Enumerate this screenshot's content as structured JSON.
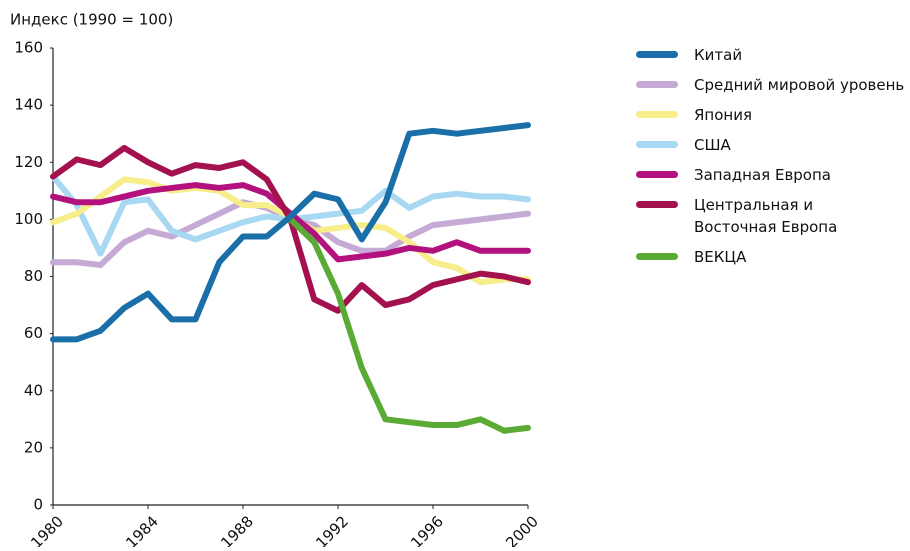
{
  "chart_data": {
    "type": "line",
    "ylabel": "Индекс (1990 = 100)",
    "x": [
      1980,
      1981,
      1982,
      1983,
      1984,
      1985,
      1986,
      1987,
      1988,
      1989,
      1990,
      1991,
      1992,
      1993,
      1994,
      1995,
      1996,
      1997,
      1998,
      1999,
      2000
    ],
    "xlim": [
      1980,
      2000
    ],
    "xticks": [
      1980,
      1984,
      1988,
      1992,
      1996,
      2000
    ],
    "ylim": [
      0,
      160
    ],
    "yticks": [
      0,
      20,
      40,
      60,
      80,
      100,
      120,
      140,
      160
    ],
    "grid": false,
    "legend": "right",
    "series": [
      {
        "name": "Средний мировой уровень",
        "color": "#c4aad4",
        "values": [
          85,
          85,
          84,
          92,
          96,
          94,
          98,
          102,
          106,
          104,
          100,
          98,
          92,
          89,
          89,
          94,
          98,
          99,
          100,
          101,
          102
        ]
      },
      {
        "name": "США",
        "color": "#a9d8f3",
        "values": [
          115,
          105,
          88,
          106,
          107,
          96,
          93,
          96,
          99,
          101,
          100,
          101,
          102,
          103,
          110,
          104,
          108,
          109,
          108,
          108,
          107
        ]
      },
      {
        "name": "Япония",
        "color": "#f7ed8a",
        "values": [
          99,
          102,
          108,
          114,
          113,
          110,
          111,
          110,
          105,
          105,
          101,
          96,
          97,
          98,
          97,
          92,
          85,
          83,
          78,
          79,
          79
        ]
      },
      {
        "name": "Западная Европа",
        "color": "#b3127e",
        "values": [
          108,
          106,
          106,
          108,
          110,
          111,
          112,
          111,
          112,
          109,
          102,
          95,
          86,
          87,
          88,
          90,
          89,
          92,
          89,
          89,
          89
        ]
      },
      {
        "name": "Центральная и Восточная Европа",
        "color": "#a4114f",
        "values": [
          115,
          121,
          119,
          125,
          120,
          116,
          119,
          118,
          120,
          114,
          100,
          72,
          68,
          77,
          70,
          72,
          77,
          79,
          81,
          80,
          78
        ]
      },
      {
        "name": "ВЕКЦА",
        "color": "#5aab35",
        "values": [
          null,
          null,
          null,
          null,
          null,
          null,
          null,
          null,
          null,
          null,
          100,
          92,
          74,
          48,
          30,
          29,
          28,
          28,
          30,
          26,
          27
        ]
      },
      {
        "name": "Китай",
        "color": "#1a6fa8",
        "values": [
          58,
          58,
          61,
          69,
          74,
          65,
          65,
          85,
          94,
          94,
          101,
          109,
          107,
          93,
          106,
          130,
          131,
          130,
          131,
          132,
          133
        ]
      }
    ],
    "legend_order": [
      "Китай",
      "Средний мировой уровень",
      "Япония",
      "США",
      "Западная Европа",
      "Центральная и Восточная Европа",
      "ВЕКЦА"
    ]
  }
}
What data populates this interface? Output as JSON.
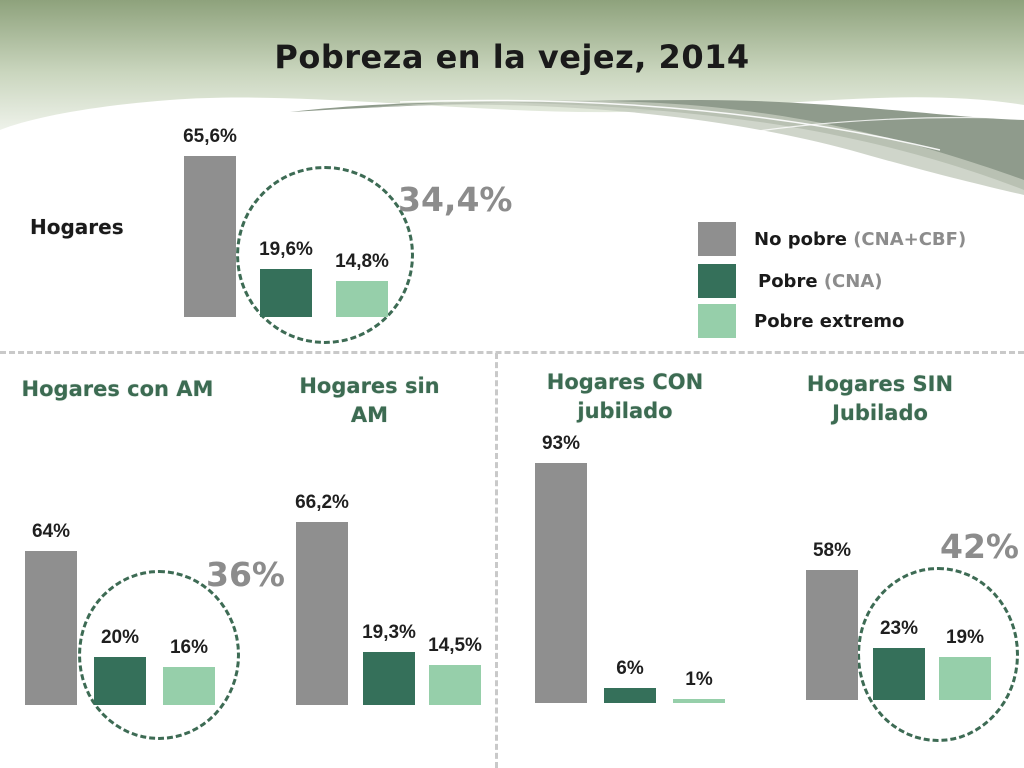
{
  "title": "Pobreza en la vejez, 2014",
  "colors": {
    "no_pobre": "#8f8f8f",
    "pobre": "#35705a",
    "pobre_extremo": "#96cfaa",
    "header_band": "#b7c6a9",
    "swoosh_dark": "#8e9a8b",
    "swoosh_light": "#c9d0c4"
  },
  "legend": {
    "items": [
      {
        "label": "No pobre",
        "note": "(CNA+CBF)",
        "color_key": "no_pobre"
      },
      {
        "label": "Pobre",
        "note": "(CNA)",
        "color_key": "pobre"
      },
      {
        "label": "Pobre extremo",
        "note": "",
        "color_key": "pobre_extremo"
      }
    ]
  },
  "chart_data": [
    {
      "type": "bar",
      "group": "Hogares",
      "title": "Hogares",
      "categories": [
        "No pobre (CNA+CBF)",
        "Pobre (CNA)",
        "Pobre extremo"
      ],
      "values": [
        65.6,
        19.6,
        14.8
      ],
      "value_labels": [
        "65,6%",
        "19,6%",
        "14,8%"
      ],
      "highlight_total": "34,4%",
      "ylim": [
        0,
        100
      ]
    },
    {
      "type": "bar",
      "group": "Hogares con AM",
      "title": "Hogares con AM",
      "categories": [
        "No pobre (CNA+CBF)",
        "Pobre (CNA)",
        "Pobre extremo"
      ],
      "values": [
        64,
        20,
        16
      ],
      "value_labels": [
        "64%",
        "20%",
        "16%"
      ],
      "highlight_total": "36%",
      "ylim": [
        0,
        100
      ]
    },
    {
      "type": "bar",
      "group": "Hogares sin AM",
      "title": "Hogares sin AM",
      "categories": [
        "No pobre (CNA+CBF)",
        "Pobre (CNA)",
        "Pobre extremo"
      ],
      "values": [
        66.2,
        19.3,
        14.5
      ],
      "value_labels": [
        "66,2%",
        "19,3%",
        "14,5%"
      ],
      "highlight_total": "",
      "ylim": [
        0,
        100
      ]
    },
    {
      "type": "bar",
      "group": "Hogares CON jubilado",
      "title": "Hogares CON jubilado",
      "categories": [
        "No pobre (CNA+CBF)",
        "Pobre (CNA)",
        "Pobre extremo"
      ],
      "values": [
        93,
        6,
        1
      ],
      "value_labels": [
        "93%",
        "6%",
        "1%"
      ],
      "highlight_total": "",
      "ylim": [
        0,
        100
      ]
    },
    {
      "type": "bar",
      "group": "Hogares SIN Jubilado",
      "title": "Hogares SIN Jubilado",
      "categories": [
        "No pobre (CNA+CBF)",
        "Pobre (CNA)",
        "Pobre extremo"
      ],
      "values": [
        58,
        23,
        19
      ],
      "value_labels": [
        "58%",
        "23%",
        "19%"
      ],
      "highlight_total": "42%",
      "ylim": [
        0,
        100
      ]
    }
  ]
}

*****

**WORK REQUIRED:** Each line in the records above should be reproduced exactly; images are not copied.

**FINISHED TASK:**
Enumerate this screenshot's content as structured JSON.
{
  "chart_data": {
    "type": "line",
    "ylabel": "Индекс (1990 = 100)",
    "x": [
      1980,
      1981,
      1982,
      1983,
      1984,
      1985,
      1986,
      1987,
      1988,
      1989,
      1990,
      1991,
      1992,
      1993,
      1994,
      1995,
      1996,
      1997,
      1998,
      1999,
      2000
    ],
    "xlim": [
      1980,
      2000
    ],
    "xticks": [
      1980,
      1984,
      1988,
      1992,
      1996,
      2000
    ],
    "ylim": [
      0,
      160
    ],
    "yticks": [
      0,
      20,
      40,
      60,
      80,
      100,
      120,
      140,
      160
    ],
    "grid": false,
    "legend": "right",
    "series": [
      {
        "name": "Средний мировой уровень",
        "color": "#c4aad4",
        "values": [
          85,
          85,
          84,
          92,
          96,
          94,
          98,
          102,
          106,
          104,
          100,
          98,
          92,
          89,
          89,
          94,
          98,
          99,
          100,
          101,
          102
        ]
      },
      {
        "name": "США",
        "color": "#a9d8f3",
        "values": [
          115,
          105,
          88,
          106,
          107,
          96,
          93,
          96,
          99,
          101,
          100,
          101,
          102,
          103,
          110,
          104,
          108,
          109,
          108,
          108,
          107
        ]
      },
      {
        "name": "Япония",
        "color": "#f7ed8a",
        "values": [
          99,
          102,
          108,
          114,
          113,
          110,
          111,
          110,
          105,
          105,
          101,
          96,
          97,
          98,
          97,
          92,
          85,
          83,
          78,
          79,
          79
        ]
      },
      {
        "name": "Западная Европа",
        "color": "#b3127e",
        "values": [
          108,
          106,
          106,
          108,
          110,
          111,
          112,
          111,
          112,
          109,
          102,
          95,
          86,
          87,
          88,
          90,
          89,
          92,
          89,
          89,
          89
        ]
      },
      {
        "name": "Центральная и Восточная Европа",
        "color": "#a4114f",
        "values": [
          115,
          121,
          119,
          125,
          120,
          116,
          119,
          118,
          120,
          114,
          100,
          72,
          68,
          77,
          70,
          72,
          77,
          79,
          81,
          80,
          78
        ]
      },
      {
        "name": "ВЕКЦА",
        "color": "#5aab35",
        "values": [
          null,
          null,
          null,
          null,
          null,
          null,
          null,
          null,
          null,
          null,
          100,
          92,
          74,
          48,
          30,
          29,
          28,
          28,
          30,
          26,
          27
        ]
      },
      {
        "name": "Китай",
        "color": "#1a6fa8",
        "values": [
          58,
          58,
          61,
          69,
          74,
          65,
          65,
          85,
          94,
          94,
          101,
          109,
          107,
          93,
          106,
          130,
          131,
          130,
          131,
          132,
          133
        ]
      }
    ],
    "legend_order": [
      "Китай",
      "Средний мировой уровень",
      "Япония",
      "США",
      "Западная Европа",
      "Центральная и Восточная Европа",
      "ВЕКЦА"
    ]
  }
}
What data populates this interface? Output as JSON.
{
  "title": "Pobreza en la vejez, 2014",
  "colors": {
    "no_pobre": "#8f8f8f",
    "pobre": "#35705a",
    "pobre_extremo": "#96cfaa",
    "header_band": "#b7c6a9",
    "swoosh_dark": "#8e9a8b",
    "swoosh_light": "#c9d0c4"
  },
  "legend": {
    "items": [
      {
        "label": "No pobre",
        "note": "(CNA+CBF)",
        "color_key": "no_pobre"
      },
      {
        "label": "Pobre",
        "note": "(CNA)",
        "color_key": "pobre"
      },
      {
        "label": "Pobre extremo",
        "note": "",
        "color_key": "pobre_extremo"
      }
    ]
  },
  "chart_data": [
    {
      "type": "bar",
      "group": "Hogares",
      "title": "Hogares",
      "categories": [
        "No pobre (CNA+CBF)",
        "Pobre (CNA)",
        "Pobre extremo"
      ],
      "values": [
        65.6,
        19.6,
        14.8
      ],
      "value_labels": [
        "65,6%",
        "19,6%",
        "14,8%"
      ],
      "highlight_total": "34,4%",
      "ylim": [
        0,
        100
      ]
    },
    {
      "type": "bar",
      "group": "Hogares con AM",
      "title": "Hogares con AM",
      "categories": [
        "No pobre (CNA+CBF)",
        "Pobre (CNA)",
        "Pobre extremo"
      ],
      "values": [
        64,
        20,
        16
      ],
      "value_labels": [
        "64%",
        "20%",
        "16%"
      ],
      "highlight_total": "36%",
      "ylim": [
        0,
        100
      ]
    },
    {
      "type": "bar",
      "group": "Hogares sin AM",
      "title": "Hogares sin AM",
      "categories": [
        "No pobre (CNA+CBF)",
        "Pobre (CNA)",
        "Pobre extremo"
      ],
      "values": [
        66.2,
        19.3,
        14.5
      ],
      "value_labels": [
        "66,2%",
        "19,3%",
        "14,5%"
      ],
      "highlight_total": "",
      "ylim": [
        0,
        100
      ]
    },
    {
      "type": "bar",
      "group": "Hogares CON jubilado",
      "title": "Hogares CON jubilado",
      "categories": [
        "No pobre (CNA+CBF)",
        "Pobre (CNA)",
        "Pobre extremo"
      ],
      "values": [
        93,
        6,
        1
      ],
      "value_labels": [
        "93%",
        "6%",
        "1%"
      ],
      "highlight_total": "",
      "ylim": [
        0,
        100
      ]
    },
    {
      "type": "bar",
      "group": "Hogares SIN Jubilado",
      "title": "Hogares SIN Jubilado",
      "categories": [
        "No pobre (CNA+CBF)",
        "Pobre (CNA)",
        "Pobre extremo"
      ],
      "values": [
        58,
        23,
        19
      ],
      "value_labels": [
        "58%",
        "23%",
        "19%"
      ],
      "highlight_total": "42%",
      "ylim": [
        0,
        100
      ]
    }
  ]
}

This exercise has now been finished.